---------- Data extract ----------
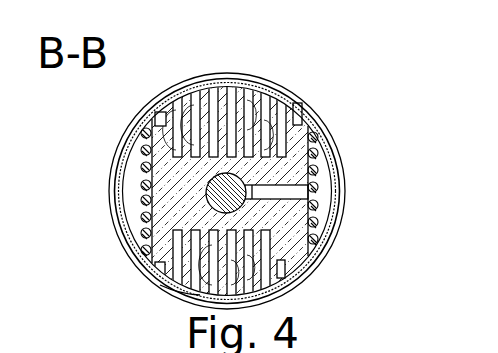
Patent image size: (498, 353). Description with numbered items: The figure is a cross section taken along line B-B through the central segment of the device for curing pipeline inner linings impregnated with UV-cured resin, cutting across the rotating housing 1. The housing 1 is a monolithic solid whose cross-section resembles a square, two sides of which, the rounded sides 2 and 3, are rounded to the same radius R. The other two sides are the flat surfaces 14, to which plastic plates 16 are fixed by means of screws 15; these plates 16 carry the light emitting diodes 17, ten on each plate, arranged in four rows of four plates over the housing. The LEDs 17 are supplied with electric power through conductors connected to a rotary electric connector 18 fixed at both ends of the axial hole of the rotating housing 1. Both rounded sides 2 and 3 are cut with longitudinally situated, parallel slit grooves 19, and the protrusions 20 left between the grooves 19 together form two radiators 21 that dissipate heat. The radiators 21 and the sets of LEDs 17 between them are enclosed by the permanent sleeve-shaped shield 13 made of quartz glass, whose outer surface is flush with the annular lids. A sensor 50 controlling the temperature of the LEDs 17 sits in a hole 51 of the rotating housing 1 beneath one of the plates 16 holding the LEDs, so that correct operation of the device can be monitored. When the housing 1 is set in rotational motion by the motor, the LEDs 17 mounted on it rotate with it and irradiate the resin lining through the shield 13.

The rotating housing 1 is at (275, 158).
The rounded side 2 is at (250, 87).
The rounded side 3 is at (303, 281).
The sleeve-shaped shield 13 is at (169, 93).
The flat surface 14 is at (150, 122).
The screw 15 is at (154, 319).
The plastic plate 16 is at (144, 264).
The light emitting diode 17 is at (138, 170).
The rotary electric connector 18 is at (311, 150).
The slit groove 19 is at (212, 94).
The protrusion 20 is at (259, 105).
The radiator 21 is at (268, 99).
The sensor 50 is at (275, 197).
The hole 51 is at (421, 270).
The radius R is at (228, 190).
----------
**What is required**
Put the material above into a two-column CSV with the headers description and locations, one row per description. Put each field in quotes with line breaks turned into spaces, and leave out the picture.

**Solution to this task**
description,locations
"Patent image size: (498, 353). Description with numbered items: The figure is a cross section taken along line B-B through the central segment of the device for curing pipeline inner linings impregnated with UV-cured resin, cutting across the rotating housing 1. The housing 1 is a monolithic solid whose cross-section resembles a square, two sides of which, the rounded sides 2 and 3, are rounded to the same radius R. The other two sides are the flat surfaces 14, to which plastic plates 16 are fixed by means of screws 15; these plates 16 carry the light emitting diodes 17, ten on each plate, arranged in four rows of four plates over the housing. The LEDs 17 are supplied with electric power through conductors connected to a rotary electric connector 18 fixed at both ends of the axial hole of the rotating housing 1. Both rounded sides 2 and 3 are cut with longitudinally situated, parallel slit grooves 19, and the protrusions 20 left between the grooves 19 together form two radiators 21 that dissipate heat. The radiators 21 and the sets of LEDs 17 between them are enclosed by the permanent sleeve-shaped shield 13 made of quartz glass, whose outer surface is flush with the annular lids. A sensor 50 controlling the temperature of the LEDs 17 sits in a hole 51 of the rotating housing 1 beneath one of the plates 16 holding the LEDs, so that correct operation of the device can be monitored. When the housing 1 is set in rotational motion by the motor, the LEDs 17 mounted on it rotate with it and irradiate the resin lining through the shield 13.","The rotating housing 1 is at (275, 158). The rounded side 2 is at (250, 87). The rounded side 3 is at (303, 281). The sleeve-shaped shield 13 is at (169, 93). The flat surface 14 is at (150, 122). The screw 15 is at (154, 319). The plastic plate 16 is at (144, 264). The light emitting diode 17 is at (138, 170). The rotary electric connector 18 is at (311, 150). The slit groove 19 is at (212, 94). The protrusion 20 is at (259, 105). The radiator 21 is at (268, 99). The sensor 50 is at (275, 197). The hole 51 is at (421, 270). The radius R is at (228, 190)."